» DIRECTION
Output the full listing word for word.

» ROWS
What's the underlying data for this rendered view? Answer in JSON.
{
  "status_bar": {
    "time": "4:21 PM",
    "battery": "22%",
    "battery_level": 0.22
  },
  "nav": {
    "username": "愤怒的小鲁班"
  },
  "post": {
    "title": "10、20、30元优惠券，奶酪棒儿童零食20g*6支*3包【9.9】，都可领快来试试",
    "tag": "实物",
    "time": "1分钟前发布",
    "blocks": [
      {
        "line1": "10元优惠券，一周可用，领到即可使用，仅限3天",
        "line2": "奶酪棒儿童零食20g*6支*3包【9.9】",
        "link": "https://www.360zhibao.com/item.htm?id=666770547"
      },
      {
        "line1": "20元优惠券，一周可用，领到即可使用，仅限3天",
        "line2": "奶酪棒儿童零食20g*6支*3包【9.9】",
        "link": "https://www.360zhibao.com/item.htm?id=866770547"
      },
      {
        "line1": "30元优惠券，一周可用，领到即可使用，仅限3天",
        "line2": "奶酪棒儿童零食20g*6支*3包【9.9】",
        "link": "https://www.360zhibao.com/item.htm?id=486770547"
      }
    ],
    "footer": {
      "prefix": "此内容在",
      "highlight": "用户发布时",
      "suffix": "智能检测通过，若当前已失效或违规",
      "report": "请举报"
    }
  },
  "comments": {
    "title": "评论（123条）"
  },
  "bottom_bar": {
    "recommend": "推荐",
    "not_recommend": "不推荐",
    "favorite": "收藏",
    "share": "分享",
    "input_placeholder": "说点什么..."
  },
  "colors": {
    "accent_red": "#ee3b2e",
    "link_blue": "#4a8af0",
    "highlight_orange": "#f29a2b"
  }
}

» RESULT FOR THIS EXERCISE
What's the underlying data for this rendered view? Answer in JSON.
{
  "status_bar": {
    "time": "4:21 PM",
    "battery": "22%",
    "battery_level": 0.22
  },
  "nav": {
    "username": "愤怒的小鲁班"
  },
  "post": {
    "title": "10、20、30元优惠券，奶酪棒儿童零食20g*6支*3包【9.9】，都可领快来试试",
    "tag": "实物",
    "time": "1分钟前发布",
    "blocks": [
      {
        "line1": "10元优惠券，一周可用，领到即可使用，仅限3天",
        "line2": "奶酪棒儿童零食20g*6支*3包【9.9】",
        "link": "https://www.360zhibao.com/item.htm?id=666770547"
      },
      {
        "line1": "20元优惠券，一周可用，领到即可使用，仅限3天",
        "line2": "奶酪棒儿童零食20g*6支*3包【9.9】",
        "link": "https://www.360zhibao.com/item.htm?id=866770547"
      },
      {
        "line1": "30元优惠券，一周可用，领到即可使用，仅限3天",
        "line2": "奶酪棒儿童零食20g*6支*3包【9.9】",
        "link": "https://www.360zhibao.com/item.htm?id=486770547"
      }
    ],
    "footer": {
      "prefix": "此内容在",
      "highlight": "用户发布时",
      "suffix": "智能检测通过，若当前已失效或违规",
      "report": "请举报"
    }
  },
  "comments": {
    "title": "评论（123条）"
  },
  "bottom_bar": {
    "recommend": "推荐",
    "not_recommend": "不推荐",
    "favorite": "收藏",
    "share": "分享",
    "input_placeholder": "说点什么..."
  },
  "colors": {
    "accent_red": "#ee3b2e",
    "link_blue": "#4a8af0",
    "highlight_orange": "#f29a2b"
  }
}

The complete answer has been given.